→ **What you are asked to do**
Please return the full listing below without altering anything.

→ **Supplied records**
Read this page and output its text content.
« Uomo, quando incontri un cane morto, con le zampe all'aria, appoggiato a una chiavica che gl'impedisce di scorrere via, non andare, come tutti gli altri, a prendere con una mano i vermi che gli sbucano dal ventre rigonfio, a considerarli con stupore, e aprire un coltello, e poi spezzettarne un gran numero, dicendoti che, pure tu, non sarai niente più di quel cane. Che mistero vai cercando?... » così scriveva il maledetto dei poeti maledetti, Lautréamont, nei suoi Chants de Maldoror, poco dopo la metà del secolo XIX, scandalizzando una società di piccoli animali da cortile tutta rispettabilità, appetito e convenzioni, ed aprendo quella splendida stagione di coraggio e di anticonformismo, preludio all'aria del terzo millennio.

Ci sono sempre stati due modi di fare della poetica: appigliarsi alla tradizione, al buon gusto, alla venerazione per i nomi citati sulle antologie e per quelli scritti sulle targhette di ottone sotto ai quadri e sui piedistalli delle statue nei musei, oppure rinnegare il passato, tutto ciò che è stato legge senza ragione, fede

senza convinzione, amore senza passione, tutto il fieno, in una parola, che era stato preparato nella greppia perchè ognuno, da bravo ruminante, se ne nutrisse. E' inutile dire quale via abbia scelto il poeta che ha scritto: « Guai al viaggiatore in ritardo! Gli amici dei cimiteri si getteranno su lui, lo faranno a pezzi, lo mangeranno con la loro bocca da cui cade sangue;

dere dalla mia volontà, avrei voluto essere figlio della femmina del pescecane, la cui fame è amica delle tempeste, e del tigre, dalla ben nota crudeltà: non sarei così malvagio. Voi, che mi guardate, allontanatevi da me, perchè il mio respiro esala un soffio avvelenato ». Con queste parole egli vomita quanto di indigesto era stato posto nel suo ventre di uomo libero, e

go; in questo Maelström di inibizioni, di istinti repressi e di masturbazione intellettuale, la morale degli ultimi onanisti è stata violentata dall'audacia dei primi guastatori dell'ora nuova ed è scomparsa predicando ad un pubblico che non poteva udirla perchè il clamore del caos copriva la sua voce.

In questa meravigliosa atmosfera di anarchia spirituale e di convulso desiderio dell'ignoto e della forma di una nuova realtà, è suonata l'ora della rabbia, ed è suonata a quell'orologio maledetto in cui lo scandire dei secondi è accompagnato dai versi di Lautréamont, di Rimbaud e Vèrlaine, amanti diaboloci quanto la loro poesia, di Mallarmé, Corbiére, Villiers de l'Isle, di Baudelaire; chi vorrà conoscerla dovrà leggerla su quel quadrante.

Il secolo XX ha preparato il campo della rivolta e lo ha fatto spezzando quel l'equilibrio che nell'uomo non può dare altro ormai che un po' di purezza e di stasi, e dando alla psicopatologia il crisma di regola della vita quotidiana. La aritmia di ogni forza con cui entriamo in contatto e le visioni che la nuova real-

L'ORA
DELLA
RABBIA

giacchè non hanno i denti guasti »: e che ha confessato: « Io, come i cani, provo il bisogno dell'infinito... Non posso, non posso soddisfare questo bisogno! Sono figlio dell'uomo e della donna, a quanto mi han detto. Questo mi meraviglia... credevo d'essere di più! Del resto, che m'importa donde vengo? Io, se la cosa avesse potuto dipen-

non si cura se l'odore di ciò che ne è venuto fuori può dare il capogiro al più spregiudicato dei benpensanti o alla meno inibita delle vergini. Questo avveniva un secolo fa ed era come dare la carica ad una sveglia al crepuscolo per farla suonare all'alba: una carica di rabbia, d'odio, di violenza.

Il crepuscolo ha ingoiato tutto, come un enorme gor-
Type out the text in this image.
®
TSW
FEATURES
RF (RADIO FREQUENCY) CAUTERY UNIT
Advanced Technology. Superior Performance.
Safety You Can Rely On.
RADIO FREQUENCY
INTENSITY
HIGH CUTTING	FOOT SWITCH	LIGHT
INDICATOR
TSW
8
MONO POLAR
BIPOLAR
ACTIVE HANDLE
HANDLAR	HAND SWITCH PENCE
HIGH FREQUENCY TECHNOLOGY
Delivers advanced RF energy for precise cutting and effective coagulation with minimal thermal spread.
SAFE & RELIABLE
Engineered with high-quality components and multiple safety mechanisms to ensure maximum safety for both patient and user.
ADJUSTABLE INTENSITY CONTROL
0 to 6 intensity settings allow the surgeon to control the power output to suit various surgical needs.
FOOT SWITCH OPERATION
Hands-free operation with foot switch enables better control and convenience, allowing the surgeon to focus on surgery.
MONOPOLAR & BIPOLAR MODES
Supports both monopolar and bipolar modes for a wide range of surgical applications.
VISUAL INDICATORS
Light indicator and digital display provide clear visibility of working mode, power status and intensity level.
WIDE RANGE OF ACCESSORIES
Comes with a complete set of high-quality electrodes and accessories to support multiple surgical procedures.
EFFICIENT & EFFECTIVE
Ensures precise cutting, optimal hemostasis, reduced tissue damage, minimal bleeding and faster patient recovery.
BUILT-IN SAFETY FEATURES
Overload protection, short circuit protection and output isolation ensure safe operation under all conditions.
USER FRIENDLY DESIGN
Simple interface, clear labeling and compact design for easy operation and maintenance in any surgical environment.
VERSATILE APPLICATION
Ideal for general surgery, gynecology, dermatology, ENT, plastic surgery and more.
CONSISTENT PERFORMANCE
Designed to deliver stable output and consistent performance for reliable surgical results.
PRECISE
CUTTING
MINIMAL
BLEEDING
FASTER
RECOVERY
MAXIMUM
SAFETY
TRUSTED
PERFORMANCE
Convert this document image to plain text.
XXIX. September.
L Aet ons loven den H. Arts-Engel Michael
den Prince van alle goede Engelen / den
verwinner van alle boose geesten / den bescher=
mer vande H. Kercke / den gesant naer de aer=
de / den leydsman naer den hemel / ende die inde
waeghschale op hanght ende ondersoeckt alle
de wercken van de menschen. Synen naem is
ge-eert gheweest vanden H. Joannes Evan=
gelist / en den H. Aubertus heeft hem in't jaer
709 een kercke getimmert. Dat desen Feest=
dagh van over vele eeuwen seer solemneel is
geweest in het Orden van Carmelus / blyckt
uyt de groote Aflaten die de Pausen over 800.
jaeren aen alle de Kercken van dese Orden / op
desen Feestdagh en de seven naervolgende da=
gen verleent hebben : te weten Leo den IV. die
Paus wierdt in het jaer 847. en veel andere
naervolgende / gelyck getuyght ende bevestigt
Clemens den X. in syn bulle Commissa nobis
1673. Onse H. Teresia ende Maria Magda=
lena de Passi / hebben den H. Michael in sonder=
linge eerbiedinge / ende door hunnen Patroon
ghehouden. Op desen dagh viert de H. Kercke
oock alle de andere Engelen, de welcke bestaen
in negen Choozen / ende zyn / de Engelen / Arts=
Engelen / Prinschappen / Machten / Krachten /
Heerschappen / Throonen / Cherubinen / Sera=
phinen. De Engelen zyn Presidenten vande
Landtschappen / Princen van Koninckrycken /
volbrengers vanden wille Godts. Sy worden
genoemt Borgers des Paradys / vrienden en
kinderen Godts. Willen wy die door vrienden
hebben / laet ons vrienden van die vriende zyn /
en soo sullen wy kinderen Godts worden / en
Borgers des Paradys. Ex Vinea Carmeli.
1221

→ **Result of this task**
Read this page and output its text content.
« Uomo, quando incontri un cane morto, con le zampe all'aria, appoggiato a una chiavica che gl'impedisce di scorrere via, non andare, come tutti gli altri, a prendere con una mano i vermi che gli sbucano dal ventre rigonfio, a considerarli con stupore, e aprire un coltello, e poi spezzettarne un gran numero, dicendoti che, pure tu, non sarai niente più di quel cane. Che mistero vai cercando?... » così scriveva il maledetto dei poeti maledetti, Lautréamont, nei suoi Chants de Maldoror, poco dopo la metà del secolo XIX, scandalizzando una società di piccoli animali da cortile tutta rispettabilità, appetito e convenzioni, ed aprendo quella splendida stagione di coraggio e di anticonformismo, preludio all'aria del terzo millennio.

Ci sono sempre stati due modi di fare della poetica: appigliarsi alla tradizione, al buon gusto, alla venerazione per i nomi citati sulle antologie e per quelli scritti sulle targhette di ottone sotto ai quadri e sui piedistalli delle statue nei musei, oppure rinnegare il passato, tutto ciò che è stato legge senza ragione, fede

senza convinzione, amore senza passione, tutto il fieno, in una parola, che era stato preparato nella greppia perchè ognuno, da bravo ruminante, se ne nutrisse. E' inutile dire quale via abbia scelto il poeta che ha scritto: « Guai al viaggiatore in ritardo! Gli amici dei cimiteri si getteranno su lui, lo faranno a pezzi, lo mangeranno con la loro bocca da cui cade sangue;

dere dalla mia volontà, avrei voluto essere figlio della femmina del pescecane, la cui fame è amica delle tempeste, e del tigre, dalla ben nota crudeltà: non sarei così malvagio. Voi, che mi guardate, allontanatevi da me, perchè il mio respiro esala un soffio avvelenato ». Con queste parole egli vomita quanto di indigesto era stato posto nel suo ventre di uomo libero, e

go; in questo Maelström di inibizioni, di istinti repressi e di masturbazione intellettuale, la morale degli ultimi onanisti è stata violentata dall'audacia dei primi guastatori dell'ora nuova ed è scomparsa predicando ad un pubblico che non poteva udirla perchè il clamore del caos copriva la sua voce.

In questa meravigliosa atmosfera di anarchia spirituale e di convulso desiderio dell'ignoto e della forma di una nuova realtà, è suonata l'ora della rabbia, ed è suonata a quell'orologio maledetto in cui lo scandire dei secondi è accompagnato dai versi di Lautréamont, di Rimbaud e Vèrlaine, amanti diaboloci quanto la loro poesia, di Mallarmé, Corbiére, Villiers de l'Isle, di Baudelaire; chi vorrà conoscerla dovrà leggerla su quel quadrante.

Il secolo XX ha preparato il campo della rivolta e lo ha fatto spezzando quel l'equilibrio che nell'uomo non può dare altro ormai che un po' di purezza e di stasi, e dando alla psicopatologia il crisma di regola della vita quotidiana. La aritmia di ogni forza con cui entriamo in contatto e le visioni che la nuova real-

L'ORA
DELLA
RABBIA

giacchè non hanno i denti guasti »: e che ha confessato: « Io, come i cani, provo il bisogno dell'infinito... Non posso, non posso soddisfare questo bisogno! Sono figlio dell'uomo e della donna, a quanto mi han detto. Questo mi meraviglia... credevo d'essere di più! Del resto, che m'importa donde vengo? Io, se la cosa avesse potuto dipen-

non si cura se l'odore di ciò che ne è venuto fuori può dare il capogiro al più spregiudicato dei benpensanti o alla meno inibita delle vergini. Questo avveniva un secolo fa ed era come dare la carica ad una sveglia al crepuscolo per farla suonare all'alba: una carica di rabbia, d'odio, di violenza.

Il crepuscolo ha ingoiato tutto, come un enorme gor-
Type out the text in this image.
®
TSW
FEATURES
RF (RADIO FREQUENCY) CAUTERY UNIT
Advanced Technology. Superior Performance.
Safety You Can Rely On.
RADIO FREQUENCY
INTENSITY
HIGH CUTTING	FOOT SWITCH	LIGHT
INDICATOR
TSW
8
MONO POLAR
BIPOLAR
ACTIVE HANDLE
HANDLAR	HAND SWITCH PENCE
HIGH FREQUENCY TECHNOLOGY
Delivers advanced RF energy for precise cutting and effective coagulation with minimal thermal spread.
SAFE & RELIABLE
Engineered with high-quality components and multiple safety mechanisms to ensure maximum safety for both patient and user.
ADJUSTABLE INTENSITY CONTROL
0 to 6 intensity settings allow the surgeon to control the power output to suit various surgical needs.
FOOT SWITCH OPERATION
Hands-free operation with foot switch enables better control and convenience, allowing the surgeon to focus on surgery.
MONOPOLAR & BIPOLAR MODES
Supports both monopolar and bipolar modes for a wide range of surgical applications.
VISUAL INDICATORS
Light indicator and digital display provide clear visibility of working mode, power status and intensity level.
WIDE RANGE OF ACCESSORIES
Comes with a complete set of high-quality electrodes and accessories to support multiple surgical procedures.
EFFICIENT & EFFECTIVE
Ensures precise cutting, optimal hemostasis, reduced tissue damage, minimal bleeding and faster patient recovery.
BUILT-IN SAFETY FEATURES
Overload protection, short circuit protection and output isolation ensure safe operation under all conditions.
USER FRIENDLY DESIGN
Simple interface, clear labeling and compact design for easy operation and maintenance in any surgical environment.
VERSATILE APPLICATION
Ideal for general surgery, gynecology, dermatology, ENT, plastic surgery and more.
CONSISTENT PERFORMANCE
Designed to deliver stable output and consistent performance for reliable surgical results.
PRECISE
CUTTING
MINIMAL
BLEEDING
FASTER
RECOVERY
MAXIMUM
SAFETY
TRUSTED
PERFORMANCE
Convert this document image to plain text.
XXIX. September.
L Aet ons loven den H. Arts-Engel Michael
den Prince van alle goede Engelen / den
verwinner van alle boose geesten / den bescher=
mer vande H. Kercke / den gesant naer de aer=
de / den leydsman naer den hemel / ende die inde
waeghschale op hanght ende ondersoeckt alle
de wercken van de menschen. Synen naem is
ge-eert gheweest vanden H. Joannes Evan=
gelist / en den H. Aubertus heeft hem in't jaer
709 een kercke getimmert. Dat desen Feest=
dagh van over vele eeuwen seer solemneel is
geweest in het Orden van Carmelus / blyckt
uyt de groote Aflaten die de Pausen over 800.
jaeren aen alle de Kercken van dese Orden / op
desen Feestdagh en de seven naervolgende da=
gen verleent hebben : te weten Leo den IV. die
Paus wierdt in het jaer 847. en veel andere
naervolgende / gelyck getuyght ende bevestigt
Clemens den X. in syn bulle Commissa nobis
1673. Onse H. Teresia ende Maria Magda=
lena de Passi / hebben den H. Michael in sonder=
linge eerbiedinge / ende door hunnen Patroon
ghehouden. Op desen dagh viert de H. Kercke
oock alle de andere Engelen, de welcke bestaen
in negen Choozen / ende zyn / de Engelen / Arts=
Engelen / Prinschappen / Machten / Krachten /
Heerschappen / Throonen / Cherubinen / Sera=
phinen. De Engelen zyn Presidenten vande
Landtschappen / Princen van Koninckrycken /
volbrengers vanden wille Godts. Sy worden
genoemt Borgers des Paradys / vrienden en
kinderen Godts. Willen wy die door vrienden
hebben / laet ons vrienden van die vriende zyn /
en soo sullen wy kinderen Godts worden / en
Borgers des Paradys. Ex Vinea Carmeli.
1221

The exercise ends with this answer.